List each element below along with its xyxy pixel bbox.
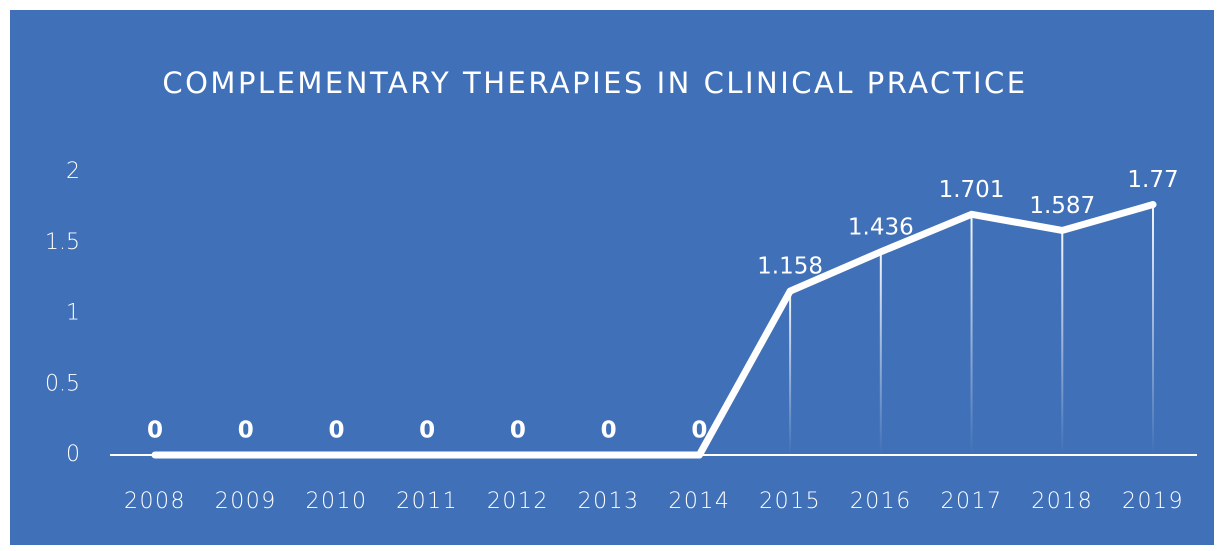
data-label: 1.436 [848,214,914,240]
x-tick-label: 2016 [850,489,912,514]
drop-line [879,251,882,455]
drop-line [789,291,792,455]
x-tick-label: 2013 [578,489,640,514]
data-label: 0 [419,418,435,444]
data-label: 0 [601,418,617,444]
x-tick-label: 2008 [124,489,186,514]
data-label: 1.158 [757,254,823,280]
data-line [151,201,1157,459]
data-label: 0 [238,418,254,444]
data-label: 0 [691,418,707,444]
chart-title: COMPLEMENTARY THERAPIES IN CLINICAL PRAC… [162,66,1028,100]
x-tick-label: 2019 [1122,489,1184,514]
chart-canvas: 0 0.5 1 1.5 2 0 0 0 0 0 0 0 1.158 1.436 1.701 1.587 1.77… [10,10,1214,545]
y-tick-label: 1.5 [45,230,80,255]
drop-line [970,214,973,455]
x-tick-label: 2014 [668,489,730,514]
data-label: 0 [328,418,344,444]
y-tick-label: 1 [66,301,80,326]
x-tick-label: 2015 [759,489,821,514]
data-label: 0 [510,418,526,444]
x-tick-label: 2011 [396,489,458,514]
drop-line [1061,230,1064,455]
x-tick-label: 2018 [1031,489,1093,514]
data-label: 1.587 [1029,193,1095,219]
drop-line [1152,204,1154,455]
y-tick-label: 2 [66,159,80,184]
x-tick-label: 2017 [941,489,1003,514]
x-tick-label: 2010 [305,489,367,514]
data-label: 0 [147,418,163,444]
data-label: 1.77 [1127,167,1178,193]
chart: 0 0.5 1 1.5 2 0 0 0 0 0 0 0 1.158 1.436 1.701 1.587 1.77… [10,10,1214,545]
y-tick-label: 0.5 [45,371,80,396]
x-tick-label: 2012 [487,489,549,514]
x-tick-label: 2009 [215,489,277,514]
y-tick-label: 0 [66,442,80,467]
data-label: 1.701 [939,177,1005,203]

----------------------------------------

■ Suas instruções
Atualize toda a listagem acima trocando "drop-line" por "guide-line" e mantendo o restante inalterado. Deixe as imagens fora da resposta.

■ Solução completa
List each element below along with its xyxy pixel bbox.
data-label: 1.436 [848,214,914,240]
x-tick-label: 2016 [850,489,912,514]
guide-line [879,251,882,455]
guide-line [789,291,792,455]
x-tick-label: 2013 [578,489,640,514]
data-label: 0 [419,418,435,444]
data-label: 0 [601,418,617,444]
x-tick-label: 2008 [124,489,186,514]
data-label: 1.158 [757,254,823,280]
data-line [151,201,1157,459]
data-label: 0 [238,418,254,444]
data-label: 0 [691,418,707,444]
chart-title: COMPLEMENTARY THERAPIES IN CLINICAL PRAC… [162,66,1028,100]
x-tick-label: 2019 [1122,489,1184,514]
chart-canvas: 0 0.5 1 1.5 2 0 0 0 0 0 0 0 1.158 1.436 1.701 1.587 1.77… [10,10,1214,545]
y-tick-label: 1.5 [45,230,80,255]
guide-line [970,214,973,455]
x-tick-label: 2014 [668,489,730,514]
data-label: 0 [328,418,344,444]
y-tick-label: 1 [66,301,80,326]
x-tick-label: 2015 [759,489,821,514]
data-label: 0 [510,418,526,444]
x-tick-label: 2011 [396,489,458,514]
guide-line [1061,230,1064,455]
x-tick-label: 2018 [1031,489,1093,514]
data-label: 1.587 [1029,193,1095,219]
guide-line [1152,204,1154,455]
y-tick-label: 2 [66,159,80,184]
x-tick-label: 2017 [941,489,1003,514]
x-tick-label: 2010 [305,489,367,514]
data-label: 0 [147,418,163,444]
data-label: 1.77 [1127,167,1178,193]
chart: 0 0.5 1 1.5 2 0 0 0 0 0 0 0 1.158 1.436 1.701 1.587 1.77… [10,10,1214,545]
y-tick-label: 0.5 [45,371,80,396]
x-tick-label: 2012 [487,489,549,514]
x-tick-label: 2009 [215,489,277,514]
y-tick-label: 0 [66,442,80,467]
data-label: 1.701 [939,177,1005,203]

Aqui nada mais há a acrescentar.